**Records for this exercise:**
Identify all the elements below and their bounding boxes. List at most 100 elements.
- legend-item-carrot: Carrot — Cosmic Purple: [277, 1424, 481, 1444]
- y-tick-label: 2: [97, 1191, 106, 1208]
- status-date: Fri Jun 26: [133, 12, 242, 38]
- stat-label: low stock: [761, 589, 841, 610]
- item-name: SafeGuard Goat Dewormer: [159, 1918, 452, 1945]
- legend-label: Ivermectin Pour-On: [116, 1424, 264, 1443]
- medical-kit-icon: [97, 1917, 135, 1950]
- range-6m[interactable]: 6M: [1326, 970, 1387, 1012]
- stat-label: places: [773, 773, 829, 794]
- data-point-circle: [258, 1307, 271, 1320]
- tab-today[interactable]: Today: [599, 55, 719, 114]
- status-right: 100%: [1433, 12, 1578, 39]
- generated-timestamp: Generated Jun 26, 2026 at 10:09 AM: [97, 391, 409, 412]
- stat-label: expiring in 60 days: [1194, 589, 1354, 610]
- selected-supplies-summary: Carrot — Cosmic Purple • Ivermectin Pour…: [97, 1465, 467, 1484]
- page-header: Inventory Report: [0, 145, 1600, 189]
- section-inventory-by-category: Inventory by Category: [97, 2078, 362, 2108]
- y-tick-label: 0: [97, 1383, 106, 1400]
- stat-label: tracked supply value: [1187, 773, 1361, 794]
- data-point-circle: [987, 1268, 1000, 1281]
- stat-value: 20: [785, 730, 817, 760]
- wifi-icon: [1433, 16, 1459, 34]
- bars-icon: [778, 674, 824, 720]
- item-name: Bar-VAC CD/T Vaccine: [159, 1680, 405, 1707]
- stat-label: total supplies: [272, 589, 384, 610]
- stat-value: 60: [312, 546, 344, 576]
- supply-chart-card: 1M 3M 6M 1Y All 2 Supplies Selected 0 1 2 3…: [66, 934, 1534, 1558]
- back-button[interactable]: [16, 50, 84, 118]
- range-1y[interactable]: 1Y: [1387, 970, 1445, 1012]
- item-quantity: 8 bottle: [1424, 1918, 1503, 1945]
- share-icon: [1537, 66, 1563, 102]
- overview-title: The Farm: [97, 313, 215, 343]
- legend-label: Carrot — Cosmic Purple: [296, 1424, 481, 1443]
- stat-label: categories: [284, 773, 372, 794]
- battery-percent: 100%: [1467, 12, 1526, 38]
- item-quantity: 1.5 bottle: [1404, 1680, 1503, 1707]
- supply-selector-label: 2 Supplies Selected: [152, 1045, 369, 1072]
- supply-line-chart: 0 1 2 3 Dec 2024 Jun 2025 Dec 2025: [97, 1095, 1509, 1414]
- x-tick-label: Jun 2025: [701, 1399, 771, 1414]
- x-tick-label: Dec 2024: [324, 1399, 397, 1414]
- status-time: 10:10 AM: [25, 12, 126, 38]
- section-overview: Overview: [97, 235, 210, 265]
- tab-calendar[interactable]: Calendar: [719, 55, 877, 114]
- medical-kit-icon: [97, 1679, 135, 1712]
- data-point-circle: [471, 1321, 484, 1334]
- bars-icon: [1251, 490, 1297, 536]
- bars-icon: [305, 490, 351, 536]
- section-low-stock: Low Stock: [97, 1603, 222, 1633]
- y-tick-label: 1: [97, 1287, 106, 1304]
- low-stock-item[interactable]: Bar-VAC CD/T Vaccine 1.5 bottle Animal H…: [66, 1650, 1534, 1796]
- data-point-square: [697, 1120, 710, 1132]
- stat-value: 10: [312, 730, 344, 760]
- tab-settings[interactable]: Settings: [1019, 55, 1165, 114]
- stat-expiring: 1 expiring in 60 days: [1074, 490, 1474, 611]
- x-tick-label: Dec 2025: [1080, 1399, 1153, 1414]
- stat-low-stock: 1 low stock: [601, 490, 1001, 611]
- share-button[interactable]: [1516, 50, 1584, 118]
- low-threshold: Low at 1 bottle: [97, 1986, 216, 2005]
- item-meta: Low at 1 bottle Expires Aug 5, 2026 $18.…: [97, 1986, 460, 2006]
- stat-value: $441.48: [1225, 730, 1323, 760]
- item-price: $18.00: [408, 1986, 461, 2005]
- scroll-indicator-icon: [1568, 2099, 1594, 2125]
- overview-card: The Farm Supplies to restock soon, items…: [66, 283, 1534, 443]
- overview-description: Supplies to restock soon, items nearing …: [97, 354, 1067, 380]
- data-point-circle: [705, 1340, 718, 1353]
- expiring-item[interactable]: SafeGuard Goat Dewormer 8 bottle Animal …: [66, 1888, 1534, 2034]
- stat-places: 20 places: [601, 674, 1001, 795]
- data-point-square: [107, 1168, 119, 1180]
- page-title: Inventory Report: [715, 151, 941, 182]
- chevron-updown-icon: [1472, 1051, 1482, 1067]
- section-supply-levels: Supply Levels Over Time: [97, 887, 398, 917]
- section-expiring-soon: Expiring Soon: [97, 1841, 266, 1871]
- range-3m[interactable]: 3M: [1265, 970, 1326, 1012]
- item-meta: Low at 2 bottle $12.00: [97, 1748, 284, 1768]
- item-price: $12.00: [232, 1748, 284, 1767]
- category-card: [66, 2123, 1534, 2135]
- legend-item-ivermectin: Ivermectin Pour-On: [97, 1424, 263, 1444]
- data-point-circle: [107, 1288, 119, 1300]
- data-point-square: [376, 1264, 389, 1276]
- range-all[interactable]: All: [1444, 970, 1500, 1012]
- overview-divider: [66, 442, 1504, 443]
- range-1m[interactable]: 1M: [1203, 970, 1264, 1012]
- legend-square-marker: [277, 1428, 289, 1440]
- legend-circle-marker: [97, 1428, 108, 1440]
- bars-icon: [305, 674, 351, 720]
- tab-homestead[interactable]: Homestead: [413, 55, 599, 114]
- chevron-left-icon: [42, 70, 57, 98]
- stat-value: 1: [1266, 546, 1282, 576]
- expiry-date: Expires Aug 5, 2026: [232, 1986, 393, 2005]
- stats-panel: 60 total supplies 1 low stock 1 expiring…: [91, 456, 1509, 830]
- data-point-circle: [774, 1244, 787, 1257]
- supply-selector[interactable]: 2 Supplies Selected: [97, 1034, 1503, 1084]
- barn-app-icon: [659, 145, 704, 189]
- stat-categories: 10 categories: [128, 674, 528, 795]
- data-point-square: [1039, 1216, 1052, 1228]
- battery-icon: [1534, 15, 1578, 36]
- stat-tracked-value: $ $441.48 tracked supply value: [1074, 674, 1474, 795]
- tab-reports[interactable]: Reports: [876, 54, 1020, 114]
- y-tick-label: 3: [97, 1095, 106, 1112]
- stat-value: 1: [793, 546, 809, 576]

**Task goal:** In every row above, change "Inventory Report" to "Stock Report" and leave everything else unchanged.

**Written response:**
Identify all the elements below and their bounding boxes. List at most 100 elements.
- legend-item-carrot: Carrot — Cosmic Purple: [277, 1424, 481, 1444]
- y-tick-label: 2: [97, 1191, 106, 1208]
- status-date: Fri Jun 26: [133, 12, 242, 38]
- stat-label: low stock: [761, 589, 841, 610]
- item-name: SafeGuard Goat Dewormer: [159, 1918, 452, 1945]
- legend-label: Ivermectin Pour-On: [116, 1424, 264, 1443]
- medical-kit-icon: [97, 1917, 135, 1950]
- range-6m[interactable]: 6M: [1326, 970, 1387, 1012]
- stat-label: places: [773, 773, 829, 794]
- data-point-circle: [258, 1307, 271, 1320]
- tab-today[interactable]: Today: [599, 55, 719, 114]
- status-right: 100%: [1433, 12, 1578, 39]
- generated-timestamp: Generated Jun 26, 2026 at 10:09 AM: [97, 391, 409, 412]
- stat-label: expiring in 60 days: [1194, 589, 1354, 610]
- selected-supplies-summary: Carrot — Cosmic Purple • Ivermectin Pour…: [97, 1465, 467, 1484]
- page-header: Stock Report: [0, 145, 1600, 189]
- section-inventory-by-category: Inventory by Category: [97, 2078, 362, 2108]
- y-tick-label: 0: [97, 1383, 106, 1400]
- stat-label: tracked supply value: [1187, 773, 1361, 794]
- data-point-circle: [987, 1268, 1000, 1281]
- stat-value: 20: [785, 730, 817, 760]
- wifi-icon: [1433, 16, 1459, 34]
- bars-icon: [778, 674, 824, 720]
- item-name: Bar-VAC CD/T Vaccine: [159, 1680, 405, 1707]
- stat-label: total supplies: [272, 589, 384, 610]
- stat-value: 60: [312, 546, 344, 576]
- supply-chart-card: 1M 3M 6M 1Y All 2 Supplies Selected 0 1 2 3…: [66, 934, 1534, 1558]
- back-button[interactable]: [16, 50, 84, 118]
- range-1y[interactable]: 1Y: [1387, 970, 1445, 1012]
- item-quantity: 8 bottle: [1424, 1918, 1503, 1945]
- share-icon: [1537, 66, 1563, 102]
- overview-title: The Farm: [97, 313, 215, 343]
- legend-label: Carrot — Cosmic Purple: [296, 1424, 481, 1443]
- stat-label: categories: [284, 773, 372, 794]
- battery-percent: 100%: [1467, 12, 1526, 38]
- item-quantity: 1.5 bottle: [1404, 1680, 1503, 1707]
- supply-selector-label: 2 Supplies Selected: [152, 1045, 369, 1072]
- supply-line-chart: 0 1 2 3 Dec 2024 Jun 2025 Dec 2025: [97, 1095, 1509, 1414]
- x-tick-label: Jun 2025: [701, 1399, 771, 1414]
- x-tick-label: Dec 2024: [324, 1399, 397, 1414]
- status-time: 10:10 AM: [25, 12, 126, 38]
- section-overview: Overview: [97, 235, 210, 265]
- tab-calendar[interactable]: Calendar: [719, 55, 877, 114]
- medical-kit-icon: [97, 1679, 135, 1712]
- data-point-circle: [471, 1321, 484, 1334]
- bars-icon: [1251, 490, 1297, 536]
- bars-icon: [305, 490, 351, 536]
- section-low-stock: Low Stock: [97, 1603, 222, 1633]
- y-tick-label: 1: [97, 1287, 106, 1304]
- low-stock-item[interactable]: Bar-VAC CD/T Vaccine 1.5 bottle Animal H…: [66, 1650, 1534, 1796]
- data-point-square: [697, 1120, 710, 1132]
- stat-value: 10: [312, 730, 344, 760]
- tab-settings[interactable]: Settings: [1019, 55, 1165, 114]
- stat-expiring: 1 expiring in 60 days: [1074, 490, 1474, 611]
- x-tick-label: Dec 2025: [1080, 1399, 1153, 1414]
- stat-low-stock: 1 low stock: [601, 490, 1001, 611]
- share-button[interactable]: [1516, 50, 1584, 118]
- low-threshold: Low at 1 bottle: [97, 1986, 216, 2005]
- item-meta: Low at 1 bottle Expires Aug 5, 2026 $18.…: [97, 1986, 460, 2006]
- stat-value: $441.48: [1225, 730, 1323, 760]
- item-price: $18.00: [408, 1986, 461, 2005]
- scroll-indicator-icon: [1568, 2099, 1594, 2125]
- overview-card: The Farm Supplies to restock soon, items…: [66, 283, 1534, 443]
- overview-description: Supplies to restock soon, items nearing …: [97, 354, 1067, 380]
- data-point-circle: [705, 1340, 718, 1353]
- expiring-item[interactable]: SafeGuard Goat Dewormer 8 bottle Animal …: [66, 1888, 1534, 2034]
- stat-places: 20 places: [601, 674, 1001, 795]
- data-point-square: [107, 1168, 119, 1180]
- page-title: Stock Report: [715, 151, 941, 182]
- chevron-updown-icon: [1472, 1051, 1482, 1067]
- section-supply-levels: Supply Levels Over Time: [97, 887, 398, 917]
- section-expiring-soon: Expiring Soon: [97, 1841, 266, 1871]
- range-3m[interactable]: 3M: [1265, 970, 1326, 1012]
- item-meta: Low at 2 bottle $12.00: [97, 1748, 284, 1768]
- item-price: $12.00: [232, 1748, 284, 1767]
- category-card: [66, 2123, 1534, 2135]
- legend-item-ivermectin: Ivermectin Pour-On: [97, 1424, 263, 1444]
- data-point-circle: [107, 1288, 119, 1300]
- data-point-square: [376, 1264, 389, 1276]
- range-all[interactable]: All: [1444, 970, 1500, 1012]
- overview-divider: [66, 442, 1504, 443]
- range-1m[interactable]: 1M: [1203, 970, 1264, 1012]
- legend-square-marker: [277, 1428, 289, 1440]
- legend-circle-marker: [97, 1428, 108, 1440]
- bars-icon: [305, 674, 351, 720]
- tab-homestead[interactable]: Homestead: [413, 55, 599, 114]
- chevron-left-icon: [42, 70, 57, 98]
- stat-value: 1: [1266, 546, 1282, 576]
- expiry-date: Expires Aug 5, 2026: [232, 1986, 393, 2005]
- stats-panel: 60 total supplies 1 low stock 1 expiring…: [91, 456, 1509, 830]
- data-point-circle: [774, 1244, 787, 1257]
- supply-selector[interactable]: 2 Supplies Selected: [97, 1034, 1503, 1084]
- barn-app-icon: [659, 145, 704, 189]
- stat-categories: 10 categories: [128, 674, 528, 795]
- data-point-square: [1039, 1216, 1052, 1228]
- battery-icon: [1534, 15, 1578, 36]
- stat-tracked-value: $ $441.48 tracked supply value: [1074, 674, 1474, 795]
- tab-reports[interactable]: Reports: [876, 54, 1020, 114]
- y-tick-label: 3: [97, 1095, 106, 1112]
- stat-value: 1: [793, 546, 809, 576]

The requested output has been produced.